[BEGIN ITEMS]
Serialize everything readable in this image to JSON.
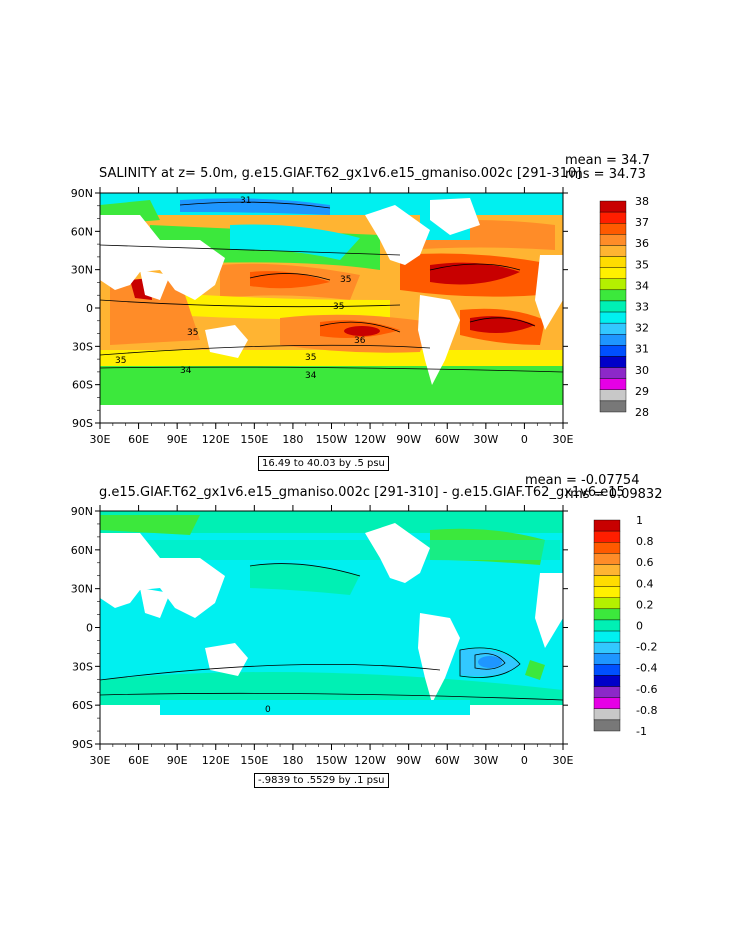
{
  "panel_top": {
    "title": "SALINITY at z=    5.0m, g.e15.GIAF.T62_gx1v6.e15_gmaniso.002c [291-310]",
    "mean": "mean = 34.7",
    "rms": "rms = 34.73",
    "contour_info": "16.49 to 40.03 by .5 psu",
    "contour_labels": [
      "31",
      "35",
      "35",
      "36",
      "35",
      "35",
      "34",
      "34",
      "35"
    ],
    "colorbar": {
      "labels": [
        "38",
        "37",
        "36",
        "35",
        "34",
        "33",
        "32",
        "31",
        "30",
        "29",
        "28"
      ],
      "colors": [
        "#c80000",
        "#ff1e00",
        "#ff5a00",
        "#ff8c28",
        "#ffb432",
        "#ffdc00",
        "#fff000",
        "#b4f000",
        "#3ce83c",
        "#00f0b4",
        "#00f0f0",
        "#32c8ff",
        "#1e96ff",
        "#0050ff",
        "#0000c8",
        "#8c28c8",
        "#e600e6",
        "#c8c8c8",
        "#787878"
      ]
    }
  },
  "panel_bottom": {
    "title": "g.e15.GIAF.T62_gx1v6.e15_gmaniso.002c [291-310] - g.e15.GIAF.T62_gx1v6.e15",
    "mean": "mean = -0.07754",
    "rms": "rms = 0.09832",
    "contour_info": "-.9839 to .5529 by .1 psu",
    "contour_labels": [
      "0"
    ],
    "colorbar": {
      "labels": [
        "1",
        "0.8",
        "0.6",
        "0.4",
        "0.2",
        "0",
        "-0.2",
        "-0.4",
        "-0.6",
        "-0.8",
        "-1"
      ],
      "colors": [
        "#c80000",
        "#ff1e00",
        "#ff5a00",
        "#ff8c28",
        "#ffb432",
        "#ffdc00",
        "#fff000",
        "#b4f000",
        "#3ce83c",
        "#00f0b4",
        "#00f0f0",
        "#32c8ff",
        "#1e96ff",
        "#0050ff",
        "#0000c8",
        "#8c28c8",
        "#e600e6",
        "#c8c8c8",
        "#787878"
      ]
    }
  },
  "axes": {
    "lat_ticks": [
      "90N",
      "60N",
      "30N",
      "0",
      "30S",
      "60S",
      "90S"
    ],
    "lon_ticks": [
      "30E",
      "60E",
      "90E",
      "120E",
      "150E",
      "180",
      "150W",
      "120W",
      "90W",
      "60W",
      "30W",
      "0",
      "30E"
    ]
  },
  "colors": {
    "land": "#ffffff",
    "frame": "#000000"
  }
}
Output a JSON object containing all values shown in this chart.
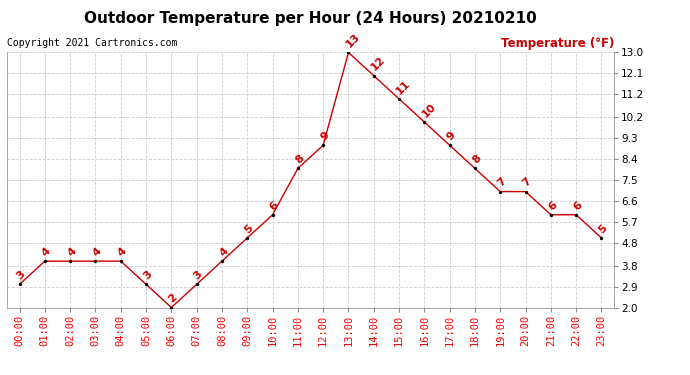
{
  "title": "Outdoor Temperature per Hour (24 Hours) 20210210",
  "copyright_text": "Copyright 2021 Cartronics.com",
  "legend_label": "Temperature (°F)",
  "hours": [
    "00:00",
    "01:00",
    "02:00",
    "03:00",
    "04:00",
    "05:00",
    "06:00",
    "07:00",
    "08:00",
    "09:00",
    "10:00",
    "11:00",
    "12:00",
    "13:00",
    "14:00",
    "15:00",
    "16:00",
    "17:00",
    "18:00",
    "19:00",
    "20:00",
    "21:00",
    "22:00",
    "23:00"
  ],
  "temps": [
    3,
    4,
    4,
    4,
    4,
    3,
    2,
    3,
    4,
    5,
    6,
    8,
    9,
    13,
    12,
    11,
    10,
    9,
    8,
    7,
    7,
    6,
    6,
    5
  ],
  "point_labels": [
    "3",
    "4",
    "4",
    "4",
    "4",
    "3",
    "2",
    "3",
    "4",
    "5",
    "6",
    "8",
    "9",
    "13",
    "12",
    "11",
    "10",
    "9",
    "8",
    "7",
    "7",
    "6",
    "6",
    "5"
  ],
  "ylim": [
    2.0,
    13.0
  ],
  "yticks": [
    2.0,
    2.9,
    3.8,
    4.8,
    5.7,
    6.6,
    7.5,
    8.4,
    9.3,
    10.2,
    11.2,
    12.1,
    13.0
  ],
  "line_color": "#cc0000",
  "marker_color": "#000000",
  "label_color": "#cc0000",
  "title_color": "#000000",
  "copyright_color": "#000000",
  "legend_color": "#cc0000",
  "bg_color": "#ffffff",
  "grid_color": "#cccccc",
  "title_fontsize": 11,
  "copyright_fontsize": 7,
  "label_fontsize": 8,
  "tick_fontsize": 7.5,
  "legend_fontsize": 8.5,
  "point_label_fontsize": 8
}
[END ITEMS]
[BEGIN ITEMS]
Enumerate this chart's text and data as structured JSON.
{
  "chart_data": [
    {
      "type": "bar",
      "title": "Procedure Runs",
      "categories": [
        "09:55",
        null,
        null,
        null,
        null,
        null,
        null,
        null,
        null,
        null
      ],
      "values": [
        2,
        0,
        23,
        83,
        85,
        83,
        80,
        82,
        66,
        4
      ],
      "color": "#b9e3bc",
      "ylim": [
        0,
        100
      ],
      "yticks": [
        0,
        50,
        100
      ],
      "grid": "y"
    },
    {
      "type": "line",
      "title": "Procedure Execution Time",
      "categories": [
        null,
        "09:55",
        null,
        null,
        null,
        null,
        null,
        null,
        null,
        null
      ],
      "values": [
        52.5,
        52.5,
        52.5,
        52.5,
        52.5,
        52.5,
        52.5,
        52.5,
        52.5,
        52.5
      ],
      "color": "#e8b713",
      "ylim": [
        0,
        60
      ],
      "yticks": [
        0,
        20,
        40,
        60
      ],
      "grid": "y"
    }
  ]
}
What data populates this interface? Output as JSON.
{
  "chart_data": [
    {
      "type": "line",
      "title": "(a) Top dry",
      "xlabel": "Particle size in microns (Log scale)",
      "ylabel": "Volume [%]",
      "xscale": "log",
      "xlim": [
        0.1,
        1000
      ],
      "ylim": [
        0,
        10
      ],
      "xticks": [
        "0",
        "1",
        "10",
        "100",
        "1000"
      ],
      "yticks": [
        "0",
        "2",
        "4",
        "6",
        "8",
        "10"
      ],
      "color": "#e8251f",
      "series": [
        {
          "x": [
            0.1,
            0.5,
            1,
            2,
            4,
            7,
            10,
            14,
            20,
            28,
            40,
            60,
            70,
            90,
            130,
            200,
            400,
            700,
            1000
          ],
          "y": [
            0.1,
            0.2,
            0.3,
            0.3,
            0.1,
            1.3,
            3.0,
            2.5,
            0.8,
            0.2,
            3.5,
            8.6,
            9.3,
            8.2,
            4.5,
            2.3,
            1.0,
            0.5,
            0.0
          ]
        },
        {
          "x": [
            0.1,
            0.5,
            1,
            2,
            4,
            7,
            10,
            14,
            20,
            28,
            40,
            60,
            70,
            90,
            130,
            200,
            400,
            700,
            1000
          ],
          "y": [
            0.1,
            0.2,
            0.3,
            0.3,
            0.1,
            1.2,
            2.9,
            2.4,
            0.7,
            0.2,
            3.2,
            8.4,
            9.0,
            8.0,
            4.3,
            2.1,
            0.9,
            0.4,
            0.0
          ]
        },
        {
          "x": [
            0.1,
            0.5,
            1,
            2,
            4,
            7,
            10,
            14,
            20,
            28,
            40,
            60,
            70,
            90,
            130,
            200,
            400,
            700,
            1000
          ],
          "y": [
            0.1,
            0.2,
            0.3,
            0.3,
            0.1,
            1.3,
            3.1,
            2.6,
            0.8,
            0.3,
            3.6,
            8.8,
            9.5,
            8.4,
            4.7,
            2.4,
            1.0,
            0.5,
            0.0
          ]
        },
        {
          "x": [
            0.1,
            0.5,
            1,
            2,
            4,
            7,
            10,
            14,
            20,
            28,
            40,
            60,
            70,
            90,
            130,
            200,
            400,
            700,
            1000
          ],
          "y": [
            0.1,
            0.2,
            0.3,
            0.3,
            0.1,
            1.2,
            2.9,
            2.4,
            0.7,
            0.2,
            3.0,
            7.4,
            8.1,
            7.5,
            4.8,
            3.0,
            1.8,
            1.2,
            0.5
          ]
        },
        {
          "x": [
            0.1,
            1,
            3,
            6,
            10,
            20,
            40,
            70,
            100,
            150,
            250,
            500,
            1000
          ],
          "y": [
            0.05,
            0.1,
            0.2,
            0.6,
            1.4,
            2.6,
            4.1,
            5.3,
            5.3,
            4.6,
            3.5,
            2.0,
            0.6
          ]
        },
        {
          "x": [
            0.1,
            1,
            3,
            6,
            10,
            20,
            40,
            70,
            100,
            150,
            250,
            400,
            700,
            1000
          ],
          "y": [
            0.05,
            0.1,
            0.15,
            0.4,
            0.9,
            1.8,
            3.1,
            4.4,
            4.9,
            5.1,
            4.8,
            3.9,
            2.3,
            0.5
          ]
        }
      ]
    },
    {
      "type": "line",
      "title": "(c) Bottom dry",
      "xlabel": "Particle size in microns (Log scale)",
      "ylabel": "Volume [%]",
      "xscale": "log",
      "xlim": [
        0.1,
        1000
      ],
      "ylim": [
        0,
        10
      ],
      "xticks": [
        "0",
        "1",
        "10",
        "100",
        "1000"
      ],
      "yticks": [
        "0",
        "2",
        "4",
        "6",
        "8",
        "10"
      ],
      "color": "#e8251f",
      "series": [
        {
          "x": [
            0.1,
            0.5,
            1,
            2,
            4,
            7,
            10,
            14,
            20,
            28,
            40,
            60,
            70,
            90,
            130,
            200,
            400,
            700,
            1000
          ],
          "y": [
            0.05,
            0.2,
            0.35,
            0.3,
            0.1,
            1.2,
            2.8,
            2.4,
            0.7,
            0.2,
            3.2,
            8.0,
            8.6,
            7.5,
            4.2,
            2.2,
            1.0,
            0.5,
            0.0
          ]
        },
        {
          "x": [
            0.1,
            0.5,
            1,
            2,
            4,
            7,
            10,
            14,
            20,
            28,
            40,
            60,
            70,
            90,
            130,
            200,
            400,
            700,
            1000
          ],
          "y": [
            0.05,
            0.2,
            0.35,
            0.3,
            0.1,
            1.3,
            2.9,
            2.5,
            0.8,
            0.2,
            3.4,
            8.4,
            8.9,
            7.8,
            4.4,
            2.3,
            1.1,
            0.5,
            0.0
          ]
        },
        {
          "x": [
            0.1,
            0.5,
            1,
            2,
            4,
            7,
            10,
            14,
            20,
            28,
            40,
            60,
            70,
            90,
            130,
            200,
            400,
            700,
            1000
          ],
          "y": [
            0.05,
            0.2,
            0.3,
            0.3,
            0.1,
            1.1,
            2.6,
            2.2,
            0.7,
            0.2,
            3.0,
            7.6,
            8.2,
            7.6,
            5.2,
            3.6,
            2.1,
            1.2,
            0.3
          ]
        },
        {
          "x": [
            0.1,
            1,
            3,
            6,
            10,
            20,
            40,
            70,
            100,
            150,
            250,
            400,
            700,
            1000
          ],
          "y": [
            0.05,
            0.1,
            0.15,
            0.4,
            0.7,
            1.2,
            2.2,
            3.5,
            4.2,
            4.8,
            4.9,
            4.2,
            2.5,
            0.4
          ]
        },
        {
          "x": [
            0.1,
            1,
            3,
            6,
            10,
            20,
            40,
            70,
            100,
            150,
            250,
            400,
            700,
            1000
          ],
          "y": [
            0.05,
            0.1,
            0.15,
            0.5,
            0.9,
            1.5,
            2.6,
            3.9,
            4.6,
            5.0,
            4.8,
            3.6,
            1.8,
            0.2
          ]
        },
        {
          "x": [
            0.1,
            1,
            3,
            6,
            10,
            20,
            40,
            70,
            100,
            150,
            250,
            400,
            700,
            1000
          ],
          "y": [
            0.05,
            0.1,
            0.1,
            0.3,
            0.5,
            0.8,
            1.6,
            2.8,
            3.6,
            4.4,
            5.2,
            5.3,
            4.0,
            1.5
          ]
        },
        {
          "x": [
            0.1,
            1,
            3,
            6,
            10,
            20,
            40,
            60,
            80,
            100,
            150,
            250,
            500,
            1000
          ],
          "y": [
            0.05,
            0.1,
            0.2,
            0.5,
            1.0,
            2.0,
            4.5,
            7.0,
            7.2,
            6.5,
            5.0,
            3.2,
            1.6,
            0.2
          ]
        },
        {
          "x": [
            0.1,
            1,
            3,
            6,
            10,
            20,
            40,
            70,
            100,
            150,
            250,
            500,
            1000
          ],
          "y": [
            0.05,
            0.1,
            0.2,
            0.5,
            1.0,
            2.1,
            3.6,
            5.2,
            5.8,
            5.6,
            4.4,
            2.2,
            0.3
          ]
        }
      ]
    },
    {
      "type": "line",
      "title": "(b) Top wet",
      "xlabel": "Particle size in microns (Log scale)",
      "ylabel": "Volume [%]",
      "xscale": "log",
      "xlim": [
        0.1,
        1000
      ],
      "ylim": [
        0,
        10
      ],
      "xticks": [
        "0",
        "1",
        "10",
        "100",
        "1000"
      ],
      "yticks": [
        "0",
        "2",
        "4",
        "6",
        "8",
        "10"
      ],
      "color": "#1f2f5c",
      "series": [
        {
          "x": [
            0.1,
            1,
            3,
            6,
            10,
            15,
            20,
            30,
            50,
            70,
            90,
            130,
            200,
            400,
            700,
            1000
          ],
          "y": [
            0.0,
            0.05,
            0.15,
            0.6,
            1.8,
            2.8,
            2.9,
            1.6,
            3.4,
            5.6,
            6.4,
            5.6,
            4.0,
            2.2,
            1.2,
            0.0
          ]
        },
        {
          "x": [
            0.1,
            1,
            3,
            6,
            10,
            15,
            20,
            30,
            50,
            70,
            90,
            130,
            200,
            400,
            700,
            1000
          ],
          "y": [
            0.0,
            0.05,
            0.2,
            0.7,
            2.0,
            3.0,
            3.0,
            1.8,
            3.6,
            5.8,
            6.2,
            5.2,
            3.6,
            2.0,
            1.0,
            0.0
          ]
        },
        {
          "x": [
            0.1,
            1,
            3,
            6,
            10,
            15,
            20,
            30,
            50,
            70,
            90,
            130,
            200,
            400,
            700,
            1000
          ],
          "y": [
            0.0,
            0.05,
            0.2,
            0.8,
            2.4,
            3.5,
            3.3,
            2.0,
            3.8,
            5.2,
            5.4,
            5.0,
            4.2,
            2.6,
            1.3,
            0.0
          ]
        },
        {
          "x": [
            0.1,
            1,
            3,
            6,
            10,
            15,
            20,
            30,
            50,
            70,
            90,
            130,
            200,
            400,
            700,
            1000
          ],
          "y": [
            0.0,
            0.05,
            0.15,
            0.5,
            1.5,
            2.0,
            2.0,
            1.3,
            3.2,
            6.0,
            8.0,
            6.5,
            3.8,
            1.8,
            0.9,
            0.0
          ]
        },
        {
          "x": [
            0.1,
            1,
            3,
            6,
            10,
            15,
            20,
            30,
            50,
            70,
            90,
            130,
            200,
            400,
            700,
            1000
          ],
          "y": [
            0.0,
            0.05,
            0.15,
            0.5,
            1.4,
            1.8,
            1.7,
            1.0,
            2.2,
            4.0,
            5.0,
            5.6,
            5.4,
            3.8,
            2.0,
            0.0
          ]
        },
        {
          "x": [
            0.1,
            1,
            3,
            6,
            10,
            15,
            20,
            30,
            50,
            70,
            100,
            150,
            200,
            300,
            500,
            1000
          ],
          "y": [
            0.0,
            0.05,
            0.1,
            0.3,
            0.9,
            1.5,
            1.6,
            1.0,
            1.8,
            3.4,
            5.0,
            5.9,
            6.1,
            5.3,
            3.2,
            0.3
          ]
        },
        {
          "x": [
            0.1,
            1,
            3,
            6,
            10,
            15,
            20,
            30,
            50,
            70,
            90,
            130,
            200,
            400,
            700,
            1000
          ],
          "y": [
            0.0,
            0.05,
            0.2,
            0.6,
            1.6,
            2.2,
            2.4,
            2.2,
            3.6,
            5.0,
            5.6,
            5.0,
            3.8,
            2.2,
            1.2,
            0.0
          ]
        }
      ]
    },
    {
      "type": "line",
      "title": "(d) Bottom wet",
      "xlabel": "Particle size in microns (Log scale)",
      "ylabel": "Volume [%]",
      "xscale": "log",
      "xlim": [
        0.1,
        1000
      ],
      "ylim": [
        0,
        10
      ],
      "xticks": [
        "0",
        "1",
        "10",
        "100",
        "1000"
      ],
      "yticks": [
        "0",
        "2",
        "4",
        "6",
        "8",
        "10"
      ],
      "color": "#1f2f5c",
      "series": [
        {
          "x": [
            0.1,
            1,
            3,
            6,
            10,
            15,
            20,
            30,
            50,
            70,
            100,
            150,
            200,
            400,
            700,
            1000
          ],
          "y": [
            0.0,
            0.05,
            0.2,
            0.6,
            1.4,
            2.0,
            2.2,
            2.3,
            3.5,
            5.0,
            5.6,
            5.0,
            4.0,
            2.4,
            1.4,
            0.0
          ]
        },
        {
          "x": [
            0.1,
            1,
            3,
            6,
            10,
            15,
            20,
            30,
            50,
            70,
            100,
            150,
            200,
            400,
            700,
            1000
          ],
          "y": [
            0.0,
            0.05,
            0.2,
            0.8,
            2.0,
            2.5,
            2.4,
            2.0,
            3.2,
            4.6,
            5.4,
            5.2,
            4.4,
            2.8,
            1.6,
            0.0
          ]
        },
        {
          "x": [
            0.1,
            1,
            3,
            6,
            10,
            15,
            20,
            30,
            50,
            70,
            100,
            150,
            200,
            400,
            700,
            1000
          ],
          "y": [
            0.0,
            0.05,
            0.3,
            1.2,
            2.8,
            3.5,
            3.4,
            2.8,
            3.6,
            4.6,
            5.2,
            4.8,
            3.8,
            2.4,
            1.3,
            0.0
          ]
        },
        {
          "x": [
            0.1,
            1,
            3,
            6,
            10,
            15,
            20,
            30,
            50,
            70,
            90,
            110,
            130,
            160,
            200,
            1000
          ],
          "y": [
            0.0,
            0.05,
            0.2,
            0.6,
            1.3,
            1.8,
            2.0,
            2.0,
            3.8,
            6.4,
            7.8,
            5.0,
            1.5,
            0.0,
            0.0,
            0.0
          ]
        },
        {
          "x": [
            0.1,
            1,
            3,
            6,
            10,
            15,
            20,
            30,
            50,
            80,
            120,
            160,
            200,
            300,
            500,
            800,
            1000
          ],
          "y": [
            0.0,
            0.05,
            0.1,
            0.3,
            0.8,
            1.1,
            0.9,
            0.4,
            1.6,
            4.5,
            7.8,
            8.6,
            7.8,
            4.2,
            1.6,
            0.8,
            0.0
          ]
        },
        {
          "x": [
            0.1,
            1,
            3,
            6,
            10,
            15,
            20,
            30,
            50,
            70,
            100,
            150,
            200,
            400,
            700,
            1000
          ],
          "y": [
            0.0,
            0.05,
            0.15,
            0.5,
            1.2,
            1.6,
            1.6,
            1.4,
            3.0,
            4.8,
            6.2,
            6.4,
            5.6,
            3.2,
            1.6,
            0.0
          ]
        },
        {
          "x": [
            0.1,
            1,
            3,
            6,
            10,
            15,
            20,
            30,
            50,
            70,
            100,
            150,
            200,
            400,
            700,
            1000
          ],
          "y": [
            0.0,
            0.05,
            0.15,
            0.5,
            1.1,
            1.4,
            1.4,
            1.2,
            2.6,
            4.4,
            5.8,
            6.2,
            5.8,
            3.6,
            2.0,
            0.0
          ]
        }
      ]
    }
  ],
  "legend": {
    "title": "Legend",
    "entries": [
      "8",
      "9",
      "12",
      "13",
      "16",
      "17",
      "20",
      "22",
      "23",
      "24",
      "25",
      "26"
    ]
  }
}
[END ITEMS]
Pick out and copy every line that contains the word "GIAF".

## RESPONSE
    "title": "SALINITY at z=    5.0m, g.e15.GIAF.T62_gx1v6.e15_gmaniso.002c [291-310]",
    "title": "g.e15.GIAF.T62_gx1v6.e15_gmaniso.002c [291-310] - g.e15.GIAF.T62_gx1v6.e15",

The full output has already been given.